§ STATED GOAL: Below are entries to be transcribed exactly; exclude the pictures from the copy.

* start *

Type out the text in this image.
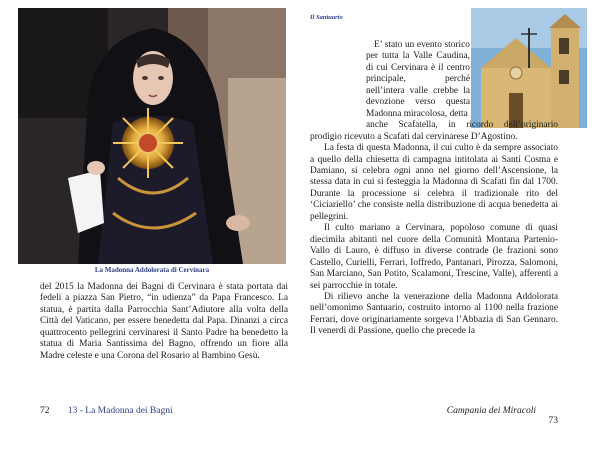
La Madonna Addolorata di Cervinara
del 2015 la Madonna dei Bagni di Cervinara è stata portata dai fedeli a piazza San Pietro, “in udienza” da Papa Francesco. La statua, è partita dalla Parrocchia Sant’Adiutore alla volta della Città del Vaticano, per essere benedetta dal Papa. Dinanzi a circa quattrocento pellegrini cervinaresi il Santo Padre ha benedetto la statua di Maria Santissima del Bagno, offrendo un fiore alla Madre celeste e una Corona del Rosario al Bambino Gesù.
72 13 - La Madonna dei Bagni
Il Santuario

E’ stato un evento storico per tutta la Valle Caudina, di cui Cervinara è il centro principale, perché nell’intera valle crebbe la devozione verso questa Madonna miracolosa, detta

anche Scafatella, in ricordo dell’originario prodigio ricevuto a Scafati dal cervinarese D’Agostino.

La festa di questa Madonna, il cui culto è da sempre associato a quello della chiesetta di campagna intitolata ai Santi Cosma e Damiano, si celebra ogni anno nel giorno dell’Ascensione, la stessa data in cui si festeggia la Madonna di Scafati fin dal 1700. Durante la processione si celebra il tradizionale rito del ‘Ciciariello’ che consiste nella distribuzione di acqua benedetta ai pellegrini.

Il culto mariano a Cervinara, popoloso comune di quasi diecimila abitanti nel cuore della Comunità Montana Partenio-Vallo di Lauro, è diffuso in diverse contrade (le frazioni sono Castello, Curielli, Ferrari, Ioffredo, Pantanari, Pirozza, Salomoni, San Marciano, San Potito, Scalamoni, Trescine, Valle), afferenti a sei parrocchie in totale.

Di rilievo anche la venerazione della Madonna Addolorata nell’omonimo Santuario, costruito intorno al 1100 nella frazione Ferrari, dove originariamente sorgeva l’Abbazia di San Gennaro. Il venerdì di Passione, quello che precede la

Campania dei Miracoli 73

* end *

§ ANSWER TO THE TASK:
Type out the text in this image.
La Madonna Addolorata di Cervinara
del 2015 la Madonna dei Bagni di Cervinara è stata portata dai fedeli a piazza San Pietro, “in udienza” da Papa Francesco. La statua, è partita dalla Parrocchia Sant’Adiutore alla volta della Città del Vaticano, per essere benedetta dal Papa. Dinanzi a circa quattrocento pellegrini cervinaresi il Santo Padre ha benedetto la statua di Maria Santissima del Bagno, offrendo un fiore alla Madre celeste e una Corona del Rosario al Bambino Gesù.
72 13 - La Madonna dei Bagni
Il Santuario

E’ stato un evento storico per tutta la Valle Caudina, di cui Cervinara è il centro principale, perché nell’intera valle crebbe la devozione verso questa Madonna miracolosa, detta

anche Scafatella, in ricordo dell’originario prodigio ricevuto a Scafati dal cervinarese D’Agostino.

La festa di questa Madonna, il cui culto è da sempre associato a quello della chiesetta di campagna intitolata ai Santi Cosma e Damiano, si celebra ogni anno nel giorno dell’Ascensione, la stessa data in cui si festeggia la Madonna di Scafati fin dal 1700. Durante la processione si celebra il tradizionale rito del ‘Ciciariello’ che consiste nella distribuzione di acqua benedetta ai pellegrini.

Il culto mariano a Cervinara, popoloso comune di quasi diecimila abitanti nel cuore della Comunità Montana Partenio-Vallo di Lauro, è diffuso in diverse contrade (le frazioni sono Castello, Curielli, Ferrari, Ioffredo, Pantanari, Pirozza, Salomoni, San Marciano, San Potito, Scalamoni, Trescine, Valle), afferenti a sei parrocchie in totale.

Di rilievo anche la venerazione della Madonna Addolorata nell’omonimo Santuario, costruito intorno al 1100 nella frazione Ferrari, dove originariamente sorgeva l’Abbazia di San Gennaro. Il venerdì di Passione, quello che precede la

Campania dei Miracoli 73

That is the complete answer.